— begin Source document —
Rabbit Hole #1: Apache Arrow and the Data Format Revolution¶
It started innocently: "Why is reading Parquet files so much faster than CSV?"
This led me to Apache Arrow, and everything clicked.
The Problem¶
Moving data between systems is expensive:
# Reading data in Pandas
pandas_df = pd.read_csv('data.csv') # Parse, allocate, copy
# Pass to Spark
spark_df = spark.createDataFrame(pandas_df) # Serialize, copy, deserialize
# Pass to TensorFlow
tf_dataset = tf.data.Dataset.from_tensor_slices(pandas_df.values) # Copy again
Every handoff requires serialization, deserialization, and memory copies. With gigabytes of data, this dominates runtime.
— end Source document —
— begin Extracted material —
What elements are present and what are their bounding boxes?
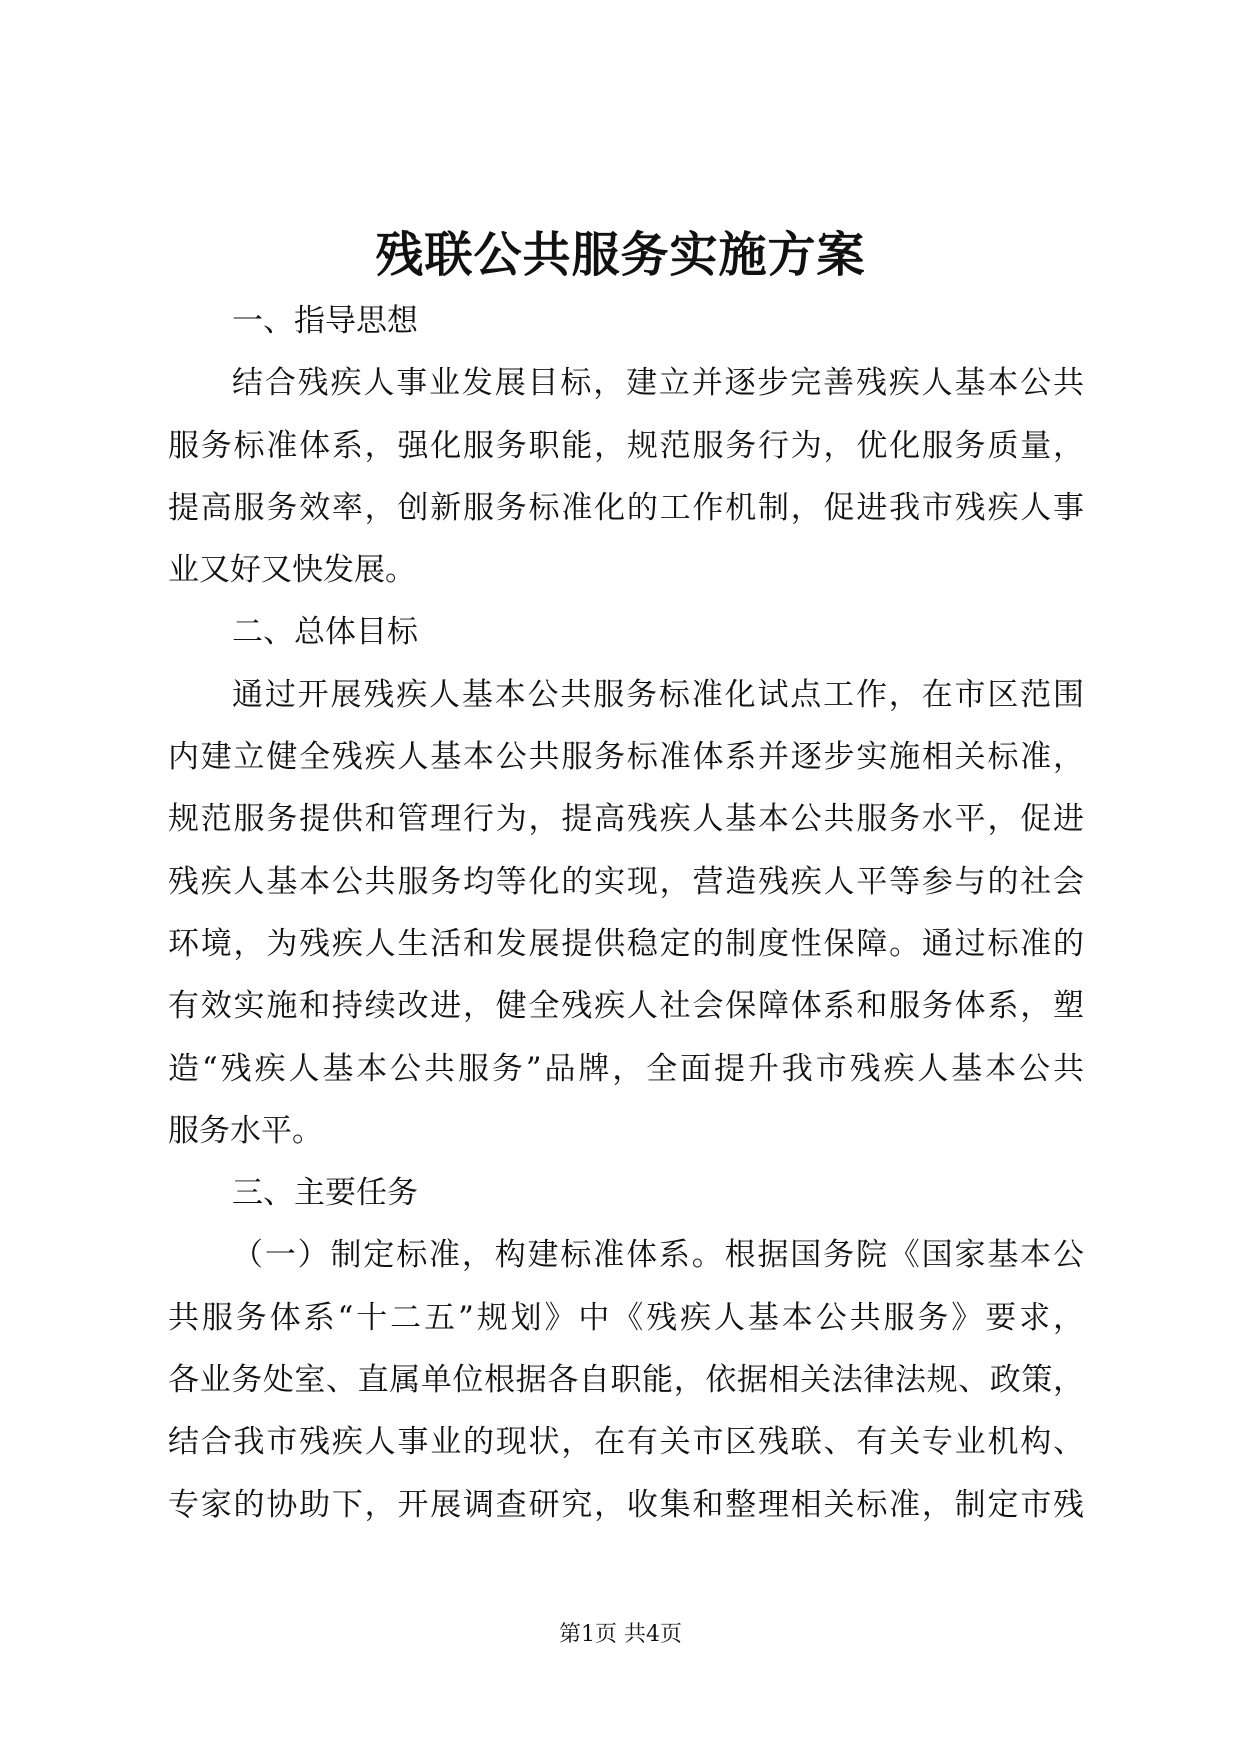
- paragraph-line: 结合残疾人事业发展目标，建立并逐步完善残疾人基本公共: [232, 365, 1084, 402]
- document-body: [168, 290, 1084, 1536]
- paragraph-line: 通过开展残疾人基本公共服务标准化试点工作，在市区范围: [232, 676, 1084, 713]
- section-heading: 三、主要任务: [232, 1175, 418, 1212]
- paragraph-line: 提高服务效率，创新服务标准化的工作机制，促进我市残疾人事: [168, 489, 1084, 526]
- paragraph-line: 服务标准体系，强化服务职能，规范服务行为，优化服务质量，: [168, 427, 1084, 464]
- paragraph-line: 结合我市残疾人事业的现状，在有关市区残联、有关专业机构、: [168, 1424, 1084, 1461]
- paragraph-line: （一）制定标准，构建标准体系。根据国务院《国家基本公: [232, 1237, 1084, 1274]
- page-number-footer: 第1页 共4页: [559, 1622, 682, 1647]
- paragraph-line: 残疾人基本公共服务均等化的实现，营造残疾人平等参与的社会: [168, 863, 1084, 900]
- paragraph-line: 有效实施和持续改进，健全残疾人社会保障体系和服务体系，塑: [168, 988, 1084, 1025]
- section-heading: 一、指导思想: [232, 303, 418, 339]
- paragraph-line: 环境，为残疾人生活和发展提供稳定的制度性保障。通过标准的: [168, 925, 1084, 962]
- paragraph-line: 业又好又快发展。: [168, 552, 416, 589]
- paragraph-line: 专家的协助下，开展调查研究，收集和整理相关标准，制定市残: [168, 1486, 1084, 1523]
- paragraph-line: 服务水平。: [168, 1112, 323, 1149]
- section-heading: 二、总体目标: [232, 614, 418, 651]
- paragraph-line: 内建立健全残疾人基本公共服务标准体系并逐步实施相关标准，: [168, 739, 1084, 776]
- paragraph-line: 共服务体系“十二五”规划》中《残疾人基本公共服务》要求，: [168, 1299, 1084, 1336]
- paragraph-line: 造“残疾人基本公共服务”品牌，全面提升我市残疾人基本公共: [168, 1050, 1084, 1087]
- document-title: 残联公共服务实施方案: [375, 227, 866, 283]
- paragraph-line: 规范服务提供和管理行为，提高残疾人基本公共服务水平，促进: [168, 801, 1084, 838]
- paragraph-line: 各业务处室、直属单位根据各自职能，依据相关法律法规、政策，: [168, 1362, 1084, 1399]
— end Extracted material —
■ **Written tasks**
1 – Answer these questions using the piece on Apache Arrow:
(a) What question started the rabbit hole?
(b) Which call passes the data to Spark?
(c) What three things does every handoff between systems require?
2 – From the records, pull out the lines from the one containing "365, 1084, 402]" through the one containing "- section-heading: 三、主要任务: [232, 1175, 418, 1212]", inclusive, and copy them unchanged.

■ **Solved tasks**
1 –
(a) "Why is reading Parquet files so much faster than CSV?"
(b) spark.createDataFrame(pandas_df)
(c) Serialization, deserialization, and memory copies.

2 –
- paragraph-line: 结合残疾人事业发展目标，建立并逐步完善残疾人基本公共: [232, 365, 1084, 402]
- document-body: [168, 290, 1084, 1536]
- paragraph-line: 通过开展残疾人基本公共服务标准化试点工作，在市区范围: [232, 676, 1084, 713]
- section-heading: 三、主要任务: [232, 1175, 418, 1212]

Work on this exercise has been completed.